→ DATA FOR THIS TASK
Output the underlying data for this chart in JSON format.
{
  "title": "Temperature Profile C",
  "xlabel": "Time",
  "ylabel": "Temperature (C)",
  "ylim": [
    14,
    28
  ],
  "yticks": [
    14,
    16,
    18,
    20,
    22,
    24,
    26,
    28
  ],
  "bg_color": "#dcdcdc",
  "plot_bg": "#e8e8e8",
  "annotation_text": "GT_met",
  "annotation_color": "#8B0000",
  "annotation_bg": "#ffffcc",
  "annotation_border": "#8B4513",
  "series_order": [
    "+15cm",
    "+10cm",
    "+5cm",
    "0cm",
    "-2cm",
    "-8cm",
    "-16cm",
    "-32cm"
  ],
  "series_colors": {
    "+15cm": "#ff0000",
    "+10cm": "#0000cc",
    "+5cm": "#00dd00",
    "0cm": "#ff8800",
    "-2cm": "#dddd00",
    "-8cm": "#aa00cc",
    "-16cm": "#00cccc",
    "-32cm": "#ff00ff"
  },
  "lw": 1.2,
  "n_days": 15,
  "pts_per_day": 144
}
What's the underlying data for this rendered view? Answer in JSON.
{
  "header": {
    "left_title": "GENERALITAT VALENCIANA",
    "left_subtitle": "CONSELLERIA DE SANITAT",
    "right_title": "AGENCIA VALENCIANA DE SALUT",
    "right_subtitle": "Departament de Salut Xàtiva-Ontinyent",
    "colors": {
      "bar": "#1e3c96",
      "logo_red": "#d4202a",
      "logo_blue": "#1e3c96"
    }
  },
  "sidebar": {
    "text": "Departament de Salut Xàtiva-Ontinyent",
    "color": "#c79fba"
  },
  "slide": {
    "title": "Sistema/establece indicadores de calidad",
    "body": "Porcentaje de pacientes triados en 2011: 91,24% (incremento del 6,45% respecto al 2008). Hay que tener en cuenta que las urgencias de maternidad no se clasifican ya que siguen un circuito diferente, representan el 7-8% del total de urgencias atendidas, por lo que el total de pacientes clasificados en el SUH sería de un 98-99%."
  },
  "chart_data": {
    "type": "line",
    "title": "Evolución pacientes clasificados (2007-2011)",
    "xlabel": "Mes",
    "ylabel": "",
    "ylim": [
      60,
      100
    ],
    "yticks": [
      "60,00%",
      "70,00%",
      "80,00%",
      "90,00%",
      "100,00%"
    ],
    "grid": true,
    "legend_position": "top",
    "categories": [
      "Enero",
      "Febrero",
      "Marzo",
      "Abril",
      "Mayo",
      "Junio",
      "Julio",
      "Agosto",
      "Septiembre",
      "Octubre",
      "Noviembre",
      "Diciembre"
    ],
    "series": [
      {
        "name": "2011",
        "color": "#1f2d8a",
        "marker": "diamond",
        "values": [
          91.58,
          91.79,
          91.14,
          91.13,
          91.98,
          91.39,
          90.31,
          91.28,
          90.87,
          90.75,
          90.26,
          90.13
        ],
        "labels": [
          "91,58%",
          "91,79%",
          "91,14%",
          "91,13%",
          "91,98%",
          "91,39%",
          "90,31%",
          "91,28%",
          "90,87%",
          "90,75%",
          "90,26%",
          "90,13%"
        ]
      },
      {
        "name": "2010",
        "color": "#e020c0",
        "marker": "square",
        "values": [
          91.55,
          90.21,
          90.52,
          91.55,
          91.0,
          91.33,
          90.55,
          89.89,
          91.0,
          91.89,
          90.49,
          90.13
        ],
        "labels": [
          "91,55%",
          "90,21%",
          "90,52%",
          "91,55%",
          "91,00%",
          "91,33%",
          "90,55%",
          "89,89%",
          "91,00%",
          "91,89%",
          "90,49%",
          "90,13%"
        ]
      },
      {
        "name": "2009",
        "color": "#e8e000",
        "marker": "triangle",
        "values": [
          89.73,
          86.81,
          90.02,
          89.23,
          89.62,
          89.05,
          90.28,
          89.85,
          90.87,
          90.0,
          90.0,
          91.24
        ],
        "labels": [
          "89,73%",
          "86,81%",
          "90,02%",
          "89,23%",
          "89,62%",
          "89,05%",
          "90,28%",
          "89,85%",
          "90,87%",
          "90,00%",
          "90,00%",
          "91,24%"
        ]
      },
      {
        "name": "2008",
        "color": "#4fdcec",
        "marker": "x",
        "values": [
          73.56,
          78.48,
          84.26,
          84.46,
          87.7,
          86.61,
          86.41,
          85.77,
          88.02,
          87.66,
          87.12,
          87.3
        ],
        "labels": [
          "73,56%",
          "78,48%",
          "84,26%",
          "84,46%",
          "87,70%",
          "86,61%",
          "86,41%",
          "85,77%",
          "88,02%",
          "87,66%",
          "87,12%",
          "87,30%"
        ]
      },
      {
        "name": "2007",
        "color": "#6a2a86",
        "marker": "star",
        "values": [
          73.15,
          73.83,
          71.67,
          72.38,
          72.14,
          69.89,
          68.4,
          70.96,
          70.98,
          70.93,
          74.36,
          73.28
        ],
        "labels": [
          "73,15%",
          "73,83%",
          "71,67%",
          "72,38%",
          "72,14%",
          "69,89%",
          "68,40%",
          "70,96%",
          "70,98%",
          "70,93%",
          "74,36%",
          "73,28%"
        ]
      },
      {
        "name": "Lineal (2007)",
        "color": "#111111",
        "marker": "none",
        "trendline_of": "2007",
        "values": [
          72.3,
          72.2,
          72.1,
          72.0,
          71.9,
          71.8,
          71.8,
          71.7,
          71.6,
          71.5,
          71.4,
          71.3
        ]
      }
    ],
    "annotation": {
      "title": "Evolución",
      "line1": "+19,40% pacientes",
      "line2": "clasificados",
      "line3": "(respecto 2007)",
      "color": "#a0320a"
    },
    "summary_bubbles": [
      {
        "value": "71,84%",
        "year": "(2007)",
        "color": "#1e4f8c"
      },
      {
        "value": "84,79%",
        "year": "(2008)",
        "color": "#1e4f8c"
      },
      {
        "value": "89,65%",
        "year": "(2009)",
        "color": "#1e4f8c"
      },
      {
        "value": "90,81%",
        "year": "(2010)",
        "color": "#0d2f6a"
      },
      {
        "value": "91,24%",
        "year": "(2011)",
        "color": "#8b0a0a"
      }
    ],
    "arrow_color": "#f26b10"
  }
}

→ WORK TO DO
Reproduce the entries above in full, verbatim.

→ SOLVED PROBLEM
Output the underlying data for this chart in JSON format.
{
  "title": "Temperature Profile C",
  "xlabel": "Time",
  "ylabel": "Temperature (C)",
  "ylim": [
    14,
    28
  ],
  "yticks": [
    14,
    16,
    18,
    20,
    22,
    24,
    26,
    28
  ],
  "bg_color": "#dcdcdc",
  "plot_bg": "#e8e8e8",
  "annotation_text": "GT_met",
  "annotation_color": "#8B0000",
  "annotation_bg": "#ffffcc",
  "annotation_border": "#8B4513",
  "series_order": [
    "+15cm",
    "+10cm",
    "+5cm",
    "0cm",
    "-2cm",
    "-8cm",
    "-16cm",
    "-32cm"
  ],
  "series_colors": {
    "+15cm": "#ff0000",
    "+10cm": "#0000cc",
    "+5cm": "#00dd00",
    "0cm": "#ff8800",
    "-2cm": "#dddd00",
    "-8cm": "#aa00cc",
    "-16cm": "#00cccc",
    "-32cm": "#ff00ff"
  },
  "lw": 1.2,
  "n_days": 15,
  "pts_per_day": 144
}
What's the underlying data for this rendered view? Answer in JSON.
{
  "header": {
    "left_title": "GENERALITAT VALENCIANA",
    "left_subtitle": "CONSELLERIA DE SANITAT",
    "right_title": "AGENCIA VALENCIANA DE SALUT",
    "right_subtitle": "Departament de Salut Xàtiva-Ontinyent",
    "colors": {
      "bar": "#1e3c96",
      "logo_red": "#d4202a",
      "logo_blue": "#1e3c96"
    }
  },
  "sidebar": {
    "text": "Departament de Salut Xàtiva-Ontinyent",
    "color": "#c79fba"
  },
  "slide": {
    "title": "Sistema/establece indicadores de calidad",
    "body": "Porcentaje de pacientes triados en 2011: 91,24% (incremento del 6,45% respecto al 2008). Hay que tener en cuenta que las urgencias de maternidad no se clasifican ya que siguen un circuito diferente, representan el 7-8% del total de urgencias atendidas, por lo que el total de pacientes clasificados en el SUH sería de un 98-99%."
  },
  "chart_data": {
    "type": "line",
    "title": "Evolución pacientes clasificados (2007-2011)",
    "xlabel": "Mes",
    "ylabel": "",
    "ylim": [
      60,
      100
    ],
    "yticks": [
      "60,00%",
      "70,00%",
      "80,00%",
      "90,00%",
      "100,00%"
    ],
    "grid": true,
    "legend_position": "top",
    "categories": [
      "Enero",
      "Febrero",
      "Marzo",
      "Abril",
      "Mayo",
      "Junio",
      "Julio",
      "Agosto",
      "Septiembre",
      "Octubre",
      "Noviembre",
      "Diciembre"
    ],
    "series": [
      {
        "name": "2011",
        "color": "#1f2d8a",
        "marker": "diamond",
        "values": [
          91.58,
          91.79,
          91.14,
          91.13,
          91.98,
          91.39,
          90.31,
          91.28,
          90.87,
          90.75,
          90.26,
          90.13
        ],
        "labels": [
          "91,58%",
          "91,79%",
          "91,14%",
          "91,13%",
          "91,98%",
          "91,39%",
          "90,31%",
          "91,28%",
          "90,87%",
          "90,75%",
          "90,26%",
          "90,13%"
        ]
      },
      {
        "name": "2010",
        "color": "#e020c0",
        "marker": "square",
        "values": [
          91.55,
          90.21,
          90.52,
          91.55,
          91.0,
          91.33,
          90.55,
          89.89,
          91.0,
          91.89,
          90.49,
          90.13
        ],
        "labels": [
          "91,55%",
          "90,21%",
          "90,52%",
          "91,55%",
          "91,00%",
          "91,33%",
          "90,55%",
          "89,89%",
          "91,00%",
          "91,89%",
          "90,49%",
          "90,13%"
        ]
      },
      {
        "name": "2009",
        "color": "#e8e000",
        "marker": "triangle",
        "values": [
          89.73,
          86.81,
          90.02,
          89.23,
          89.62,
          89.05,
          90.28,
          89.85,
          90.87,
          90.0,
          90.0,
          91.24
        ],
        "labels": [
          "89,73%",
          "86,81%",
          "90,02%",
          "89,23%",
          "89,62%",
          "89,05%",
          "90,28%",
          "89,85%",
          "90,87%",
          "90,00%",
          "90,00%",
          "91,24%"
        ]
      },
      {
        "name": "2008",
        "color": "#4fdcec",
        "marker": "x",
        "values": [
          73.56,
          78.48,
          84.26,
          84.46,
          87.7,
          86.61,
          86.41,
          85.77,
          88.02,
          87.66,
          87.12,
          87.3
        ],
        "labels": [
          "73,56%",
          "78,48%",
          "84,26%",
          "84,46%",
          "87,70%",
          "86,61%",
          "86,41%",
          "85,77%",
          "88,02%",
          "87,66%",
          "87,12%",
          "87,30%"
        ]
      },
      {
        "name": "2007",
        "color": "#6a2a86",
        "marker": "star",
        "values": [
          73.15,
          73.83,
          71.67,
          72.38,
          72.14,
          69.89,
          68.4,
          70.96,
          70.98,
          70.93,
          74.36,
          73.28
        ],
        "labels": [
          "73,15%",
          "73,83%",
          "71,67%",
          "72,38%",
          "72,14%",
          "69,89%",
          "68,40%",
          "70,96%",
          "70,98%",
          "70,93%",
          "74,36%",
          "73,28%"
        ]
      },
      {
        "name": "Lineal (2007)",
        "color": "#111111",
        "marker": "none",
        "trendline_of": "2007",
        "values": [
          72.3,
          72.2,
          72.1,
          72.0,
          71.9,
          71.8,
          71.8,
          71.7,
          71.6,
          71.5,
          71.4,
          71.3
        ]
      }
    ],
    "annotation": {
      "title": "Evolución",
      "line1": "+19,40% pacientes",
      "line2": "clasificados",
      "line3": "(respecto 2007)",
      "color": "#a0320a"
    },
    "summary_bubbles": [
      {
        "value": "71,84%",
        "year": "(2007)",
        "color": "#1e4f8c"
      },
      {
        "value": "84,79%",
        "year": "(2008)",
        "color": "#1e4f8c"
      },
      {
        "value": "89,65%",
        "year": "(2009)",
        "color": "#1e4f8c"
      },
      {
        "value": "90,81%",
        "year": "(2010)",
        "color": "#0d2f6a"
      },
      {
        "value": "91,24%",
        "year": "(2011)",
        "color": "#8b0a0a"
      }
    ],
    "arrow_color": "#f26b10"
  }
}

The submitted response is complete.